* [WHAT IS NEEDED]:
Extract every line that contains the string "Fresher".

── MATERIAL FOR THE TASK

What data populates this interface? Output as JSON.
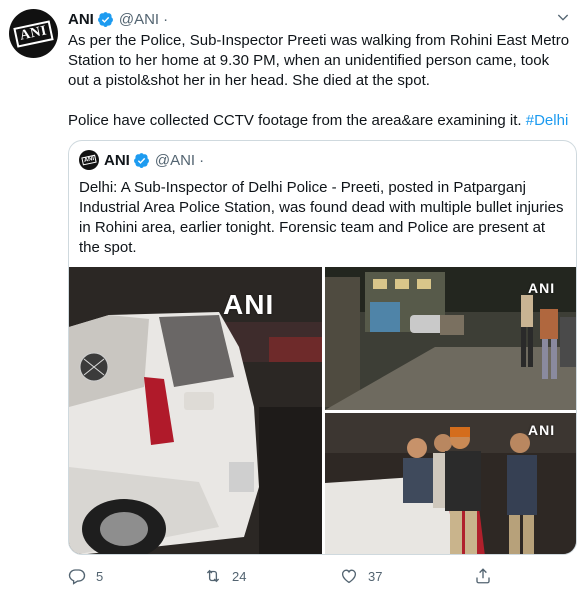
{
  "tweet": {
    "author": {
      "name": "ANI",
      "handle": "@ANI",
      "avatar_text": "ANI"
    },
    "separator": "·",
    "paragraphs": [
      "As per the Police, Sub-Inspector Preeti was walking from Rohini East Metro Station to her home at 9.30 PM, when an unidentified person came, took out a pistol&shot her in her head. She died at the spot.",
      "Police have collected CCTV footage from the area&are examining it."
    ],
    "hashtag": "#Delhi",
    "quoted": {
      "author": {
        "name": "ANI",
        "handle": "@ANI",
        "avatar_text": "ANI"
      },
      "separator": "·",
      "text": "Delhi: A Sub-Inspector of Delhi Police - Preeti, posted in Patparganj Industrial Area Police Station, was found dead with multiple bullet injuries in Rohini area, earlier tonight. Forensic team and Police are present at the spot.",
      "images": [
        {
          "watermark": "ANI"
        },
        {
          "watermark": "ANI"
        },
        {
          "watermark": "ANI"
        }
      ]
    },
    "actions": {
      "reply_count": "5",
      "retweet_count": "24",
      "like_count": "37"
    }
  },
  "colors": {
    "accent": "#1d9bf0",
    "text": "#0f1419",
    "muted": "#536471",
    "border": "#cfd9de"
  },
  "icons": [
    "verified-badge-icon",
    "chevron-down-icon",
    "reply-icon",
    "retweet-icon",
    "like-icon",
    "share-icon"
  ]
}
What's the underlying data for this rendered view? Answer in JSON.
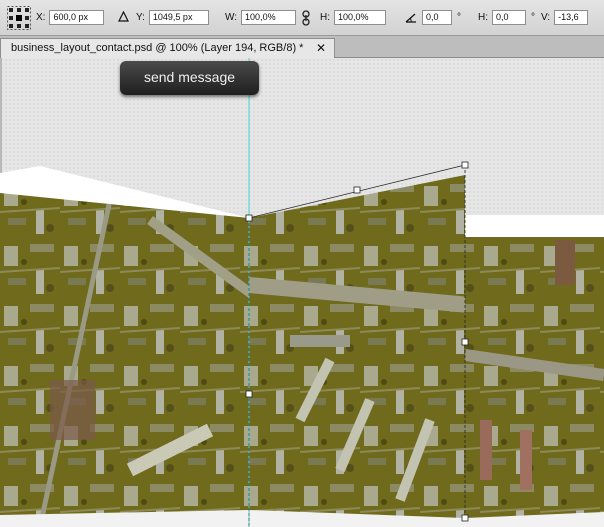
{
  "options_bar": {
    "x_label": "X:",
    "x_value": "600,0 px",
    "y_label": "Y:",
    "y_value": "1049,5 px",
    "w_label": "W:",
    "w_value": "100,0%",
    "h_label": "H:",
    "h_value": "100,0%",
    "angle_value": "0,0",
    "hskew_label": "H:",
    "hskew_value": "0,0",
    "vskew_label": "V:",
    "vskew_value": "-13,6",
    "degree_symbol": "°",
    "icons": [
      "reference-point-icon",
      "delta-icon",
      "link-icon",
      "angle-icon"
    ]
  },
  "tab": {
    "title": "business_layout_contact.psd @ 100% (Layer 194, RGB/8) *",
    "close": "✕"
  },
  "canvas": {
    "button_label": "send message"
  }
}
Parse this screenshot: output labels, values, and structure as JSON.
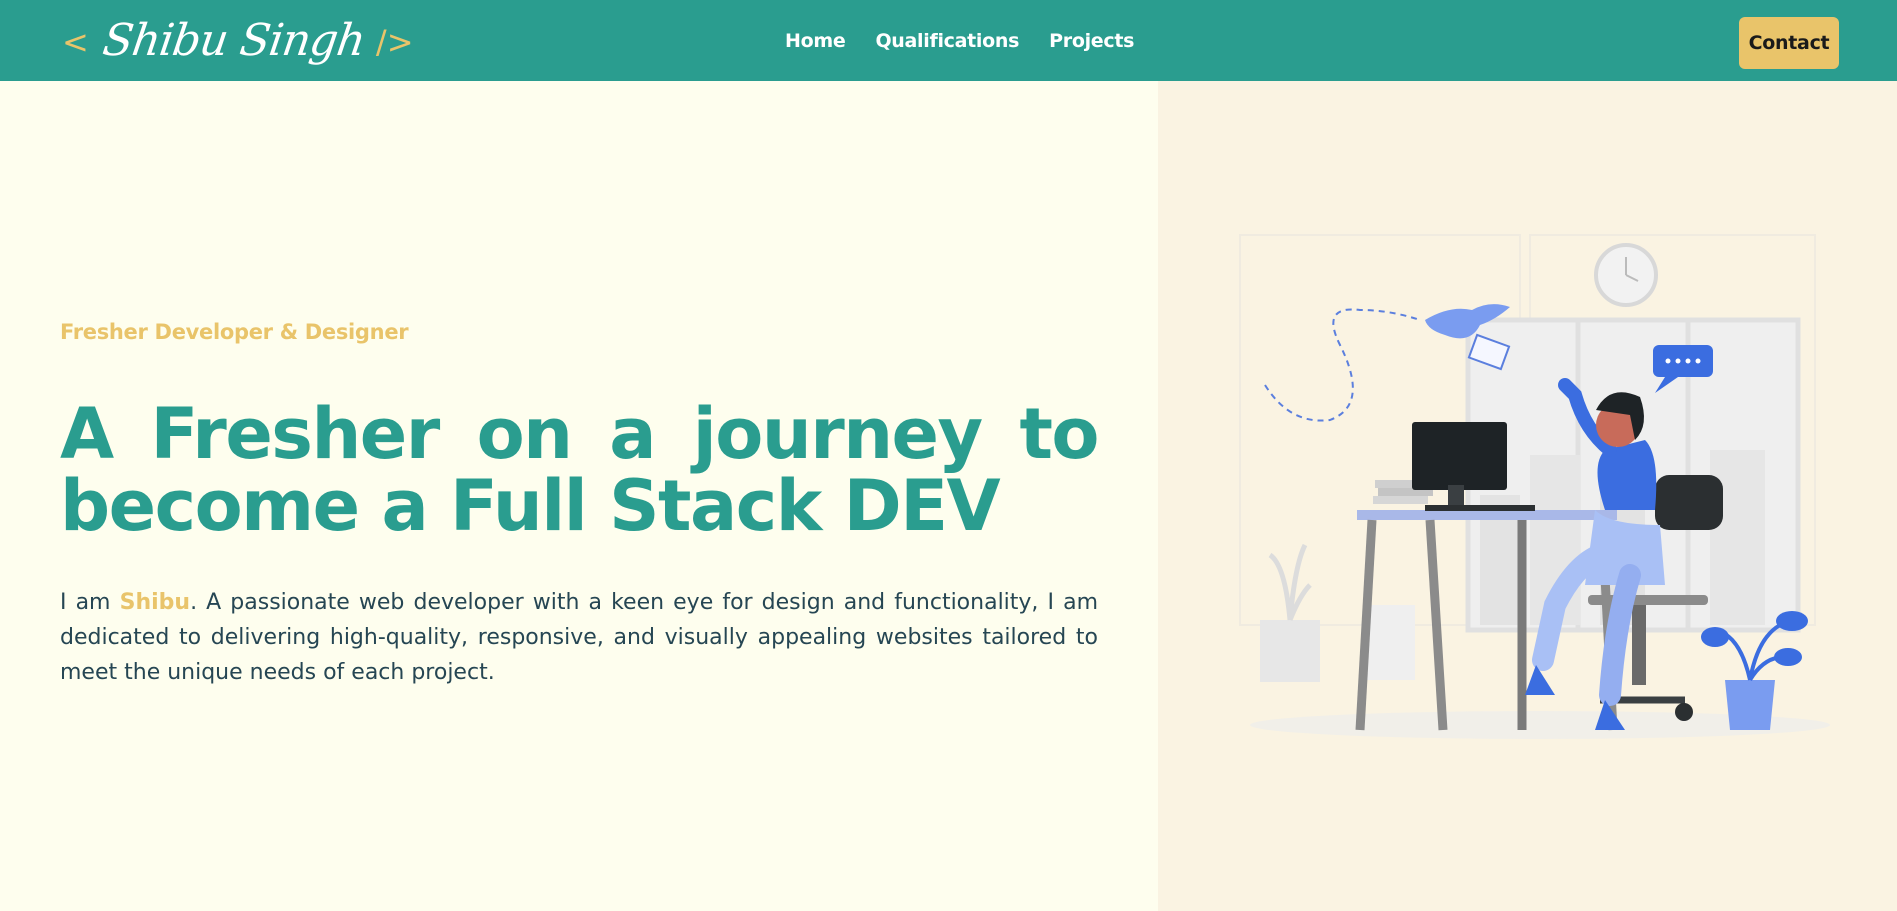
{
  "nav": {
    "logo": {
      "open_bracket": "<",
      "name": "Shibu Singh",
      "close_bracket": "/>"
    },
    "links": [
      "Home",
      "Qualifications",
      "Projects"
    ],
    "contact_label": "Contact"
  },
  "hero": {
    "tagline": "Fresher Developer & Designer",
    "headline": "A Fresher on a journey to become a Full Stack DEV",
    "intro_prefix": "I am ",
    "intro_name": "Shibu",
    "intro_rest": ". A passionate web developer with a keen eye for design and functionality, I am dedicated to delivering high-quality, responsive, and visually appealing websites tailored to meet the unique needs of each project."
  },
  "colors": {
    "primary": "#2a9d8f",
    "accent": "#e9c46a",
    "text": "#264653",
    "page_bg": "#fefeee",
    "panel_bg": "#faf3e2"
  }
}
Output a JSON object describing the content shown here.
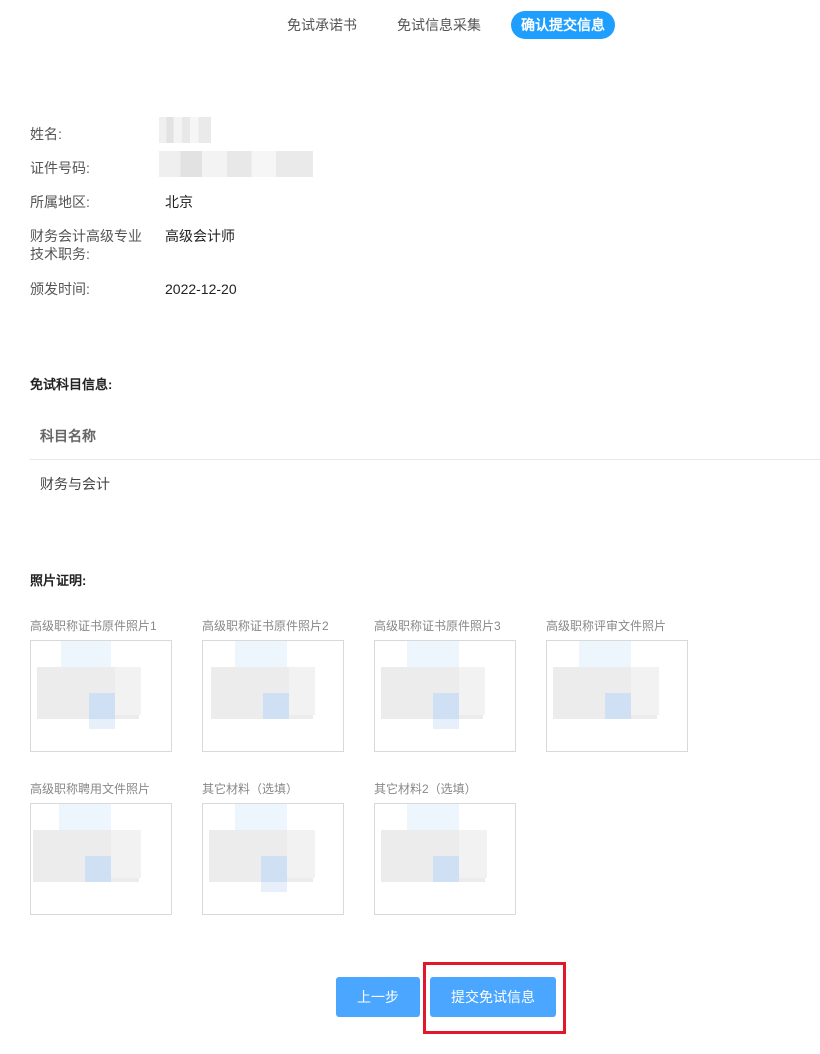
{
  "steps": {
    "items": [
      {
        "label": "免试承诺书"
      },
      {
        "label": "免试信息采集"
      },
      {
        "label": "确认提交信息"
      }
    ],
    "active_color": "#1e9fff"
  },
  "info": {
    "name_label": "姓名:",
    "id_label": "证件号码:",
    "region_label": "所属地区:",
    "region_value": "北京",
    "title_label_line1": "财务会计高级专业",
    "title_label_line2": "技术职务:",
    "title_value": "高级会计师",
    "issue_label": "颁发时间:",
    "issue_value": "2022-12-20"
  },
  "subjects": {
    "section_title": "免试科目信息:",
    "column_header": "科目名称",
    "rows": [
      "财务与会计"
    ]
  },
  "photos": {
    "section_title": "照片证明:",
    "items": [
      {
        "label": "高级职称证书原件照片1"
      },
      {
        "label": "高级职称证书原件照片2"
      },
      {
        "label": "高级职称证书原件照片3"
      },
      {
        "label": "高级职称评审文件照片"
      },
      {
        "label": "高级职称聘用文件照片"
      },
      {
        "label": "其它材料（选填）"
      },
      {
        "label": "其它材料2（选填）"
      }
    ]
  },
  "buttons": {
    "prev_label": "上一步",
    "submit_label": "提交免试信息",
    "color": "#4aa6ff",
    "highlight_color": "#e0182a"
  }
}
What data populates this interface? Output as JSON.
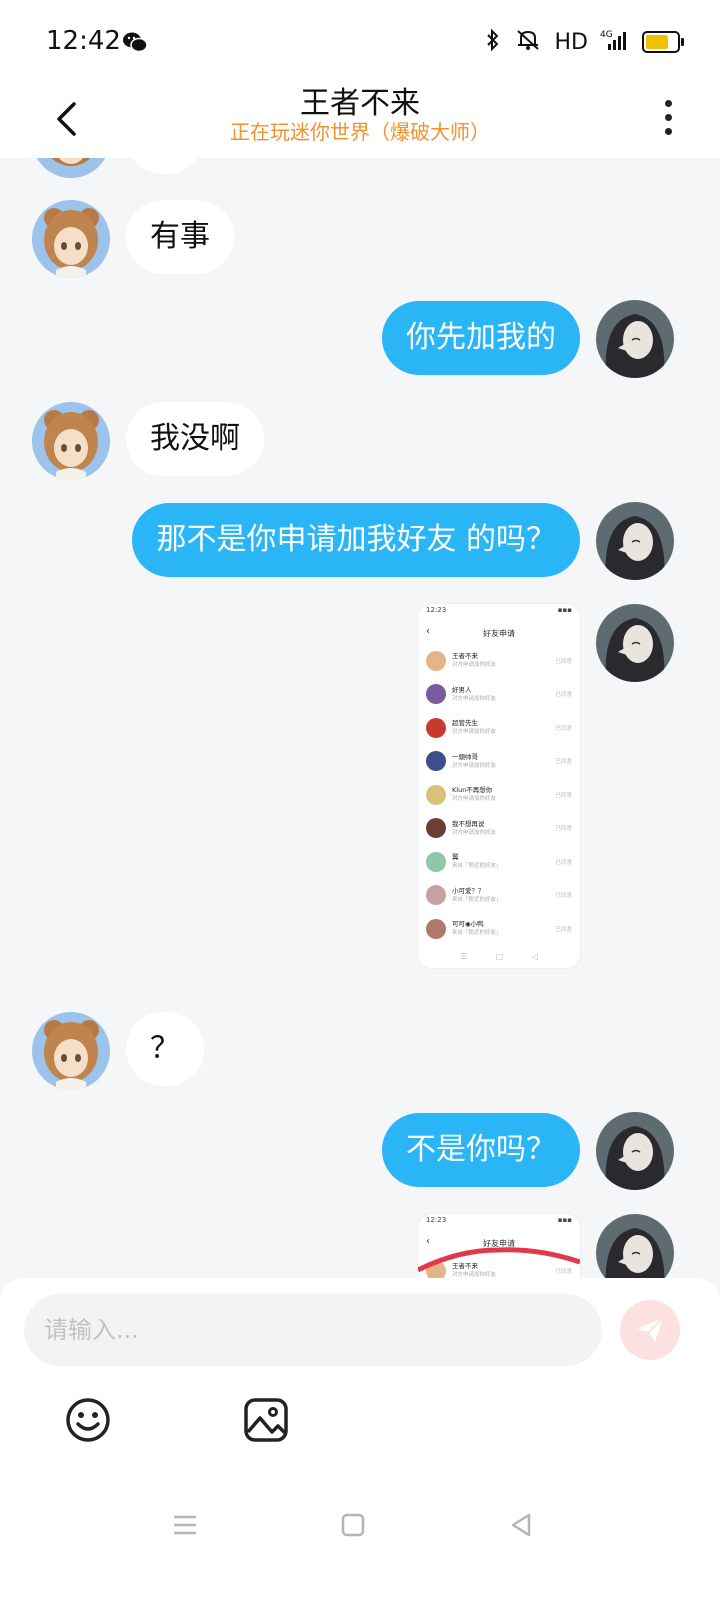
{
  "status_bar": {
    "time": "12:42",
    "network": "HD"
  },
  "header": {
    "title": "王者不来",
    "subtitle": "正在玩迷你世界（爆破大师）"
  },
  "messages": [
    {
      "from": "them",
      "text": "有事"
    },
    {
      "from": "me",
      "text": "你先加我的"
    },
    {
      "from": "them",
      "text": "我没啊"
    },
    {
      "from": "me",
      "text": "那不是你申请加我好友 的吗？"
    },
    {
      "from": "me",
      "type": "image"
    },
    {
      "from": "them",
      "text": "？"
    },
    {
      "from": "me",
      "text": "不是你吗？"
    },
    {
      "from": "me",
      "type": "image"
    }
  ],
  "shared_screenshot": {
    "time": "12:23",
    "title": "好友申请",
    "rows": [
      {
        "name": "王者不来",
        "sub": "对方申请加你好友",
        "status": "已同意"
      },
      {
        "name": "好男人",
        "sub": "对方申请加你好友",
        "status": "已同意"
      },
      {
        "name": "超管先生",
        "sub": "对方申请加你好友",
        "status": "已同意"
      },
      {
        "name": "一頭帅哥",
        "sub": "对方申请加你好友",
        "status": "已同意"
      },
      {
        "name": "Klun不再想你",
        "sub": "对方申请加你好友",
        "status": "已同意"
      },
      {
        "name": "我不想再说",
        "sub": "对方申请加你好友",
        "status": "已同意"
      },
      {
        "name": "翼",
        "sub": "来自「附近的好友」",
        "status": "已同意"
      },
      {
        "name": "小可爱？？",
        "sub": "来自「附近的好友」",
        "status": "已同意"
      },
      {
        "name": "可可◉小鸭",
        "sub": "来自「附近的好友」",
        "status": "已同意"
      }
    ]
  },
  "composer": {
    "placeholder": "请输入..."
  },
  "colors": {
    "accent": "#29b5f6",
    "subtitle": "#f0922e",
    "background": "#f4f6f8",
    "send_disabled": "#fde1e0"
  }
}
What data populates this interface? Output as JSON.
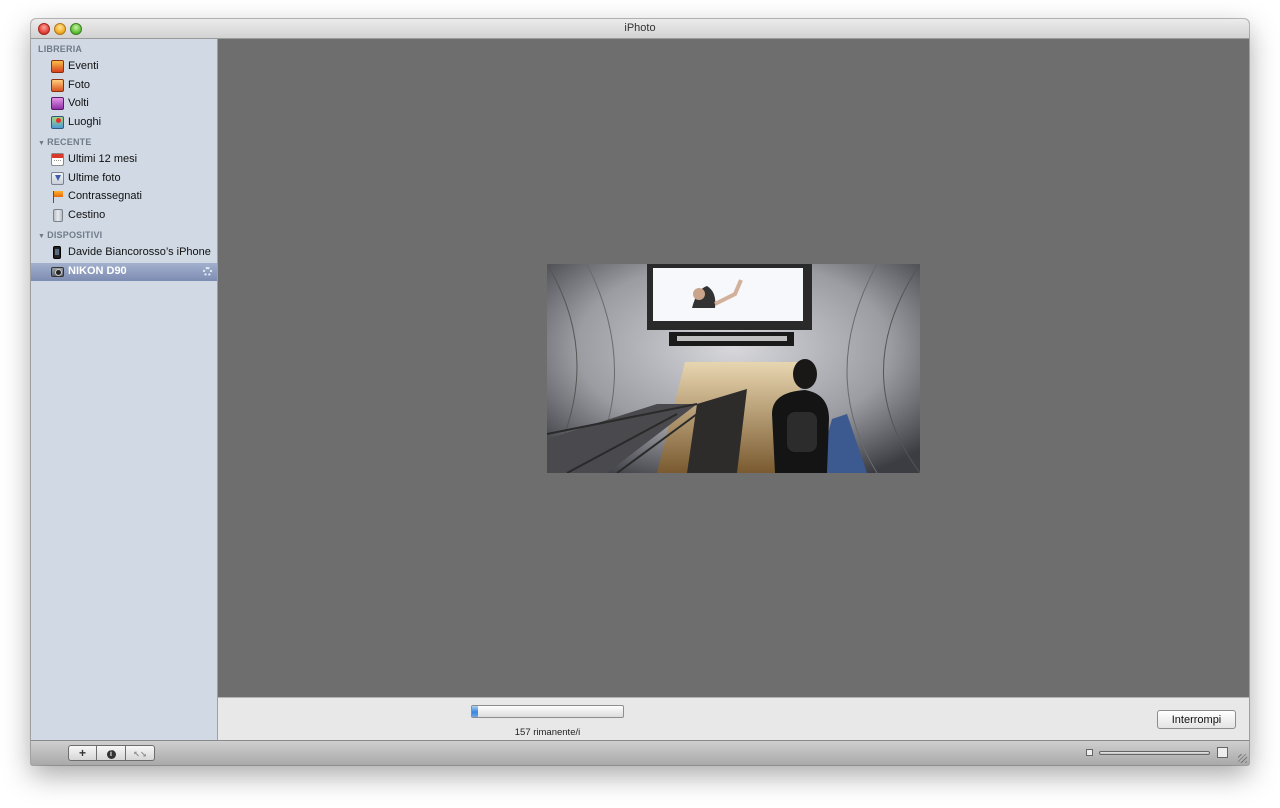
{
  "window": {
    "title": "iPhoto"
  },
  "sidebar": {
    "sections": [
      {
        "header": "LIBRERIA",
        "items": [
          {
            "label": "Eventi",
            "icon": "events-icon"
          },
          {
            "label": "Foto",
            "icon": "photos-icon"
          },
          {
            "label": "Volti",
            "icon": "faces-icon"
          },
          {
            "label": "Luoghi",
            "icon": "places-icon"
          }
        ]
      },
      {
        "header": "RECENTE",
        "items": [
          {
            "label": "Ultimi 12 mesi",
            "icon": "calendar-icon"
          },
          {
            "label": "Ultime foto",
            "icon": "import-icon"
          },
          {
            "label": "Contrassegnati",
            "icon": "flag-icon"
          },
          {
            "label": "Cestino",
            "icon": "trash-icon"
          }
        ]
      },
      {
        "header": "DISPOSITIVI",
        "items": [
          {
            "label": "Davide Biancorosso’s iPhone",
            "icon": "iphone-icon"
          },
          {
            "label": "NIKON D90",
            "icon": "camera-icon",
            "selected": true
          }
        ]
      }
    ]
  },
  "import": {
    "progress_fraction": 0.04,
    "remaining_label": "157 rimanente/i",
    "stop_label": "Interrompi"
  },
  "toolbar": {
    "add_label": "+",
    "info_label": "i",
    "fullscreen_label": "↖↘"
  },
  "colors": {
    "sidebar_bg": "#d1d9e4",
    "viewer_bg": "#6e6e6e",
    "selection": "#7c8cb2",
    "progress_fill": "#3d86dc"
  }
}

────

* [EXERCISE RESPONSE]:
    "tagline": "Fresher Developer & Designer",
    "headline": "A Fresher on a journey to become a Full Stack DEV",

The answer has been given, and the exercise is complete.